Copy the lines from the one with "What elements are" to the one with "last-time: 2:26.526 [866,658,933,677]", both included, and leave out the pictures.

▶ Supplied information
****************************************

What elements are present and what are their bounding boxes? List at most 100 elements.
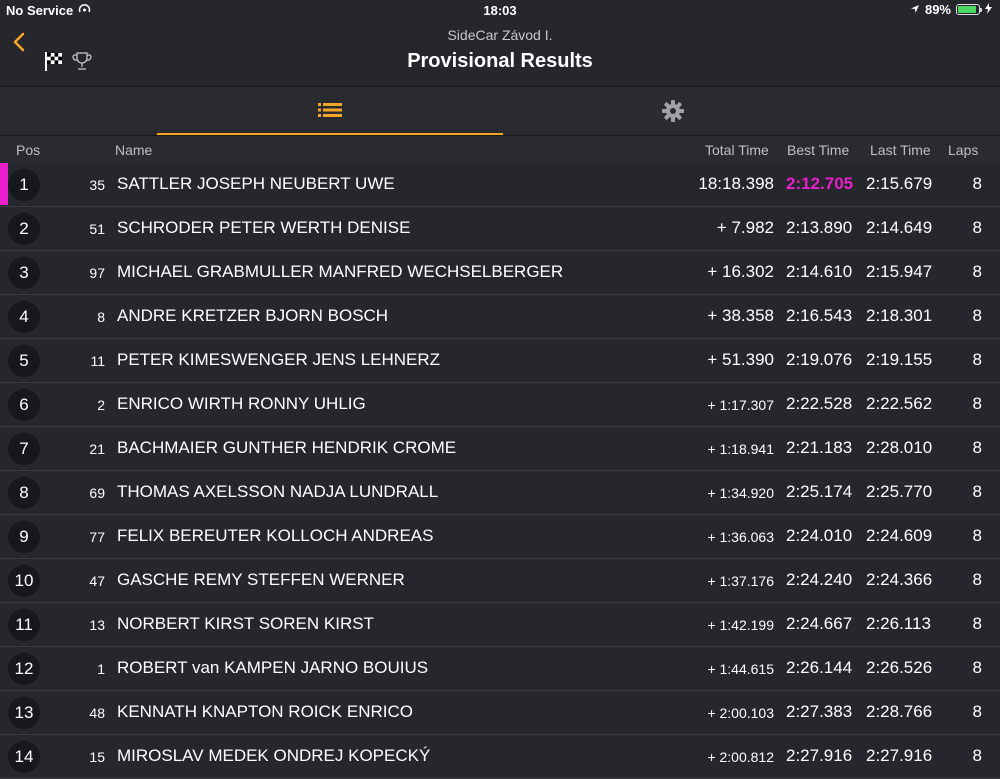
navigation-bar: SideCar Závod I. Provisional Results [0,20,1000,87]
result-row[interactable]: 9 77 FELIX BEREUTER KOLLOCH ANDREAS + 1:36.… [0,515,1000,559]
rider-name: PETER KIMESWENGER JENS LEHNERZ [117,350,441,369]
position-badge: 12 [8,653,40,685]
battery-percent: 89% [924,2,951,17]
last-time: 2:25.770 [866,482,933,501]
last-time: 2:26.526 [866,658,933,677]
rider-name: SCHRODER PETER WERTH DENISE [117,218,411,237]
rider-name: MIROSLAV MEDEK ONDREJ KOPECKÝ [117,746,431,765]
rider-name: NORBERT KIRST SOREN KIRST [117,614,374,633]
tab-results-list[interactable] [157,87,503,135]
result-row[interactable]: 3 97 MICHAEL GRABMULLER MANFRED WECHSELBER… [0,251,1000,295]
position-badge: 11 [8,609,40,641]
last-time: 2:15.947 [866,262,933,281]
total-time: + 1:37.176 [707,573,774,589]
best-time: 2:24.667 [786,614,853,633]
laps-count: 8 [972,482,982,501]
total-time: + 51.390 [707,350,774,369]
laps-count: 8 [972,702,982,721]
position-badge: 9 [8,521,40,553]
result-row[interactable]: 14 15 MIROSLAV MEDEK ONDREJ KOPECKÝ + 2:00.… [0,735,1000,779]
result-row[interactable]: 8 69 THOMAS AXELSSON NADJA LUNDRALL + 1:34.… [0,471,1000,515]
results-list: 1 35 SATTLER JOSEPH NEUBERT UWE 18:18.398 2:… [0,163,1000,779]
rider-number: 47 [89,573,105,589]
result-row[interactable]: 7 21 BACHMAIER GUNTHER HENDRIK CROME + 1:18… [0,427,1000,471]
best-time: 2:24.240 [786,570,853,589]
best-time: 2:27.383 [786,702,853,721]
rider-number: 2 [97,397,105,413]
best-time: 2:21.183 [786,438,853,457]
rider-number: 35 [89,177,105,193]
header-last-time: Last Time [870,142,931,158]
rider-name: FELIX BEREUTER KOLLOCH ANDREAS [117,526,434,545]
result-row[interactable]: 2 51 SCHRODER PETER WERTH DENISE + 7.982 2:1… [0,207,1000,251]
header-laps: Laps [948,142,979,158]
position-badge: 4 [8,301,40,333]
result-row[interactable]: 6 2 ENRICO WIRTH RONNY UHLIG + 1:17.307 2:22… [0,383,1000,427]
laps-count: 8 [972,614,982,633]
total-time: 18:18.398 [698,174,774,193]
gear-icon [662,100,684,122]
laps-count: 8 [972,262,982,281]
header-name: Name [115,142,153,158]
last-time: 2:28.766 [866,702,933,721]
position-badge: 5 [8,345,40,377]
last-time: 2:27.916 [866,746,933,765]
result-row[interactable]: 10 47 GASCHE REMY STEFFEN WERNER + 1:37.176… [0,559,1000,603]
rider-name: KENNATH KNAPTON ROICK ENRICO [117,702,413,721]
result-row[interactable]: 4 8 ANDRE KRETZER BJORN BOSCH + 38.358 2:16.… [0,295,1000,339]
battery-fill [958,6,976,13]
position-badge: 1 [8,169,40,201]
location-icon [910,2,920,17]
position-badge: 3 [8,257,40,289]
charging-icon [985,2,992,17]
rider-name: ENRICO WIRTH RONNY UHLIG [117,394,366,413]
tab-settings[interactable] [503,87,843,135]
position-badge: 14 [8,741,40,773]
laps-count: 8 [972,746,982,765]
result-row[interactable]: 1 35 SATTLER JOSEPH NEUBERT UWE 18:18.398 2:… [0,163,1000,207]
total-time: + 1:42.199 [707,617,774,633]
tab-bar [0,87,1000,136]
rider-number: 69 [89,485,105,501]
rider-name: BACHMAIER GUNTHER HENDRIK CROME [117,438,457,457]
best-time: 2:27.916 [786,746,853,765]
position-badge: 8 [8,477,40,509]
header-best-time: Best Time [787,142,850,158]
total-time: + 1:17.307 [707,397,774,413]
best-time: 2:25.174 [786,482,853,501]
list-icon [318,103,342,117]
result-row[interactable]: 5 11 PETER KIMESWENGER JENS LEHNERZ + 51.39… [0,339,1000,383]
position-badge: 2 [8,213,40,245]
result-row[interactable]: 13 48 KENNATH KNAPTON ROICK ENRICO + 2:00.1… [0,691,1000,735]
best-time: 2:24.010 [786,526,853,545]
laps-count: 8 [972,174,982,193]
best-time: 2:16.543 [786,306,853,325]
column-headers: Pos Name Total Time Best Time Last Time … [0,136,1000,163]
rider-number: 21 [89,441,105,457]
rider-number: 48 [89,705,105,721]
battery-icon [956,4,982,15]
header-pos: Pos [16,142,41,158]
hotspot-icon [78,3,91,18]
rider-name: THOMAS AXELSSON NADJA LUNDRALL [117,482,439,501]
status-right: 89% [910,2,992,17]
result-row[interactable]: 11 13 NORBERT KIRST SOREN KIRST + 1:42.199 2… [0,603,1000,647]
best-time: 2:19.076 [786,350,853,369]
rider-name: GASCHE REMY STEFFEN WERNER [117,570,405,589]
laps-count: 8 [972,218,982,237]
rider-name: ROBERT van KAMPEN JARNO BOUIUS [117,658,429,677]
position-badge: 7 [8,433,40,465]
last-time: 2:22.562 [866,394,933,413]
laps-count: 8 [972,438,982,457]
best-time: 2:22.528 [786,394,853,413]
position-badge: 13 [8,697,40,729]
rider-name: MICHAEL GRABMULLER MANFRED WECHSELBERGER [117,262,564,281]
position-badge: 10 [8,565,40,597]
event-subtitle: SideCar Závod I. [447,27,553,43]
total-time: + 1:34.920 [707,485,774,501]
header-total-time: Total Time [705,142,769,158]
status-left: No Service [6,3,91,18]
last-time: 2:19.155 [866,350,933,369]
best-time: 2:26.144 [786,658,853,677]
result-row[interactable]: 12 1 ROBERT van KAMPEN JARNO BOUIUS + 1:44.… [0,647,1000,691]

****************************************

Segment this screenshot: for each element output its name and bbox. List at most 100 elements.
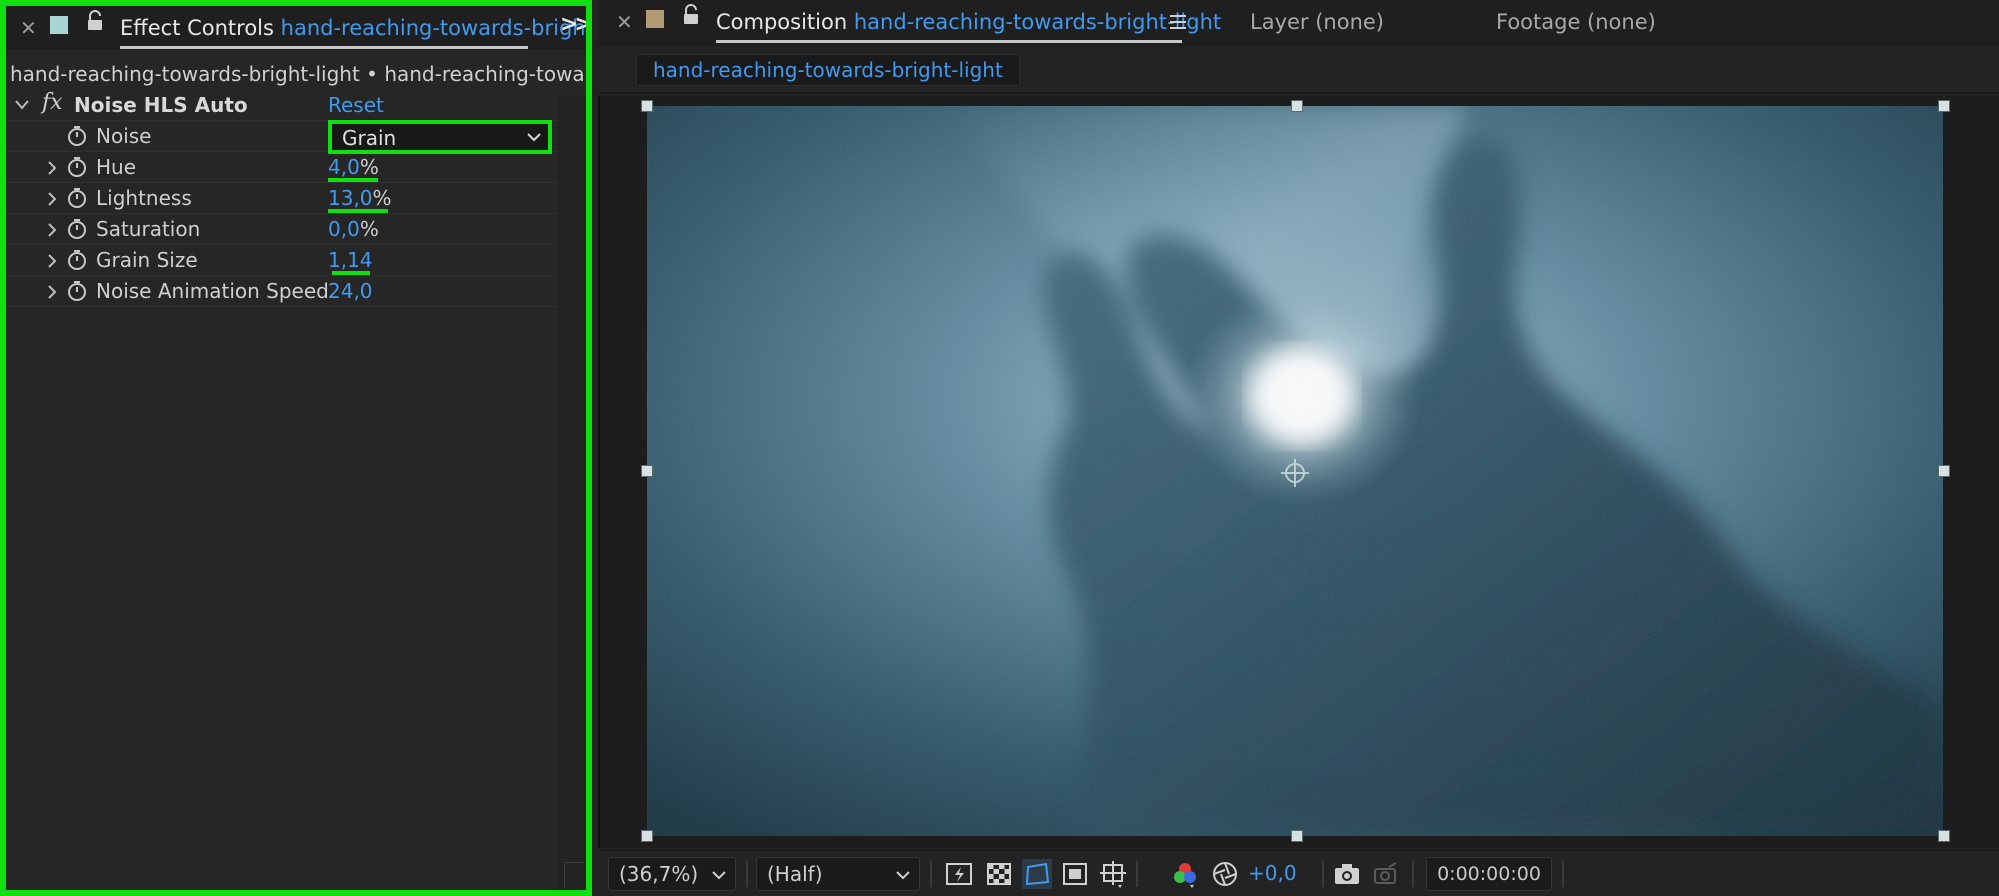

****************************************

▶ Result of this task
What elements are present and what are their bounding boxes? List at most 100 elements.
navigation-bar: SideCar Závod I. Provisional Results [0,20,1000,87]
result-row[interactable]: 9 77 FELIX BEREUTER KOLLOCH ANDREAS + 1:36.… [0,515,1000,559]
rider-name: PETER KIMESWENGER JENS LEHNERZ [117,350,441,369]
position-badge: 12 [8,653,40,685]
battery-percent: 89% [924,2,951,17]
last-time: 2:25.770 [866,482,933,501]
last-time: 2:26.526 [866,658,933,677]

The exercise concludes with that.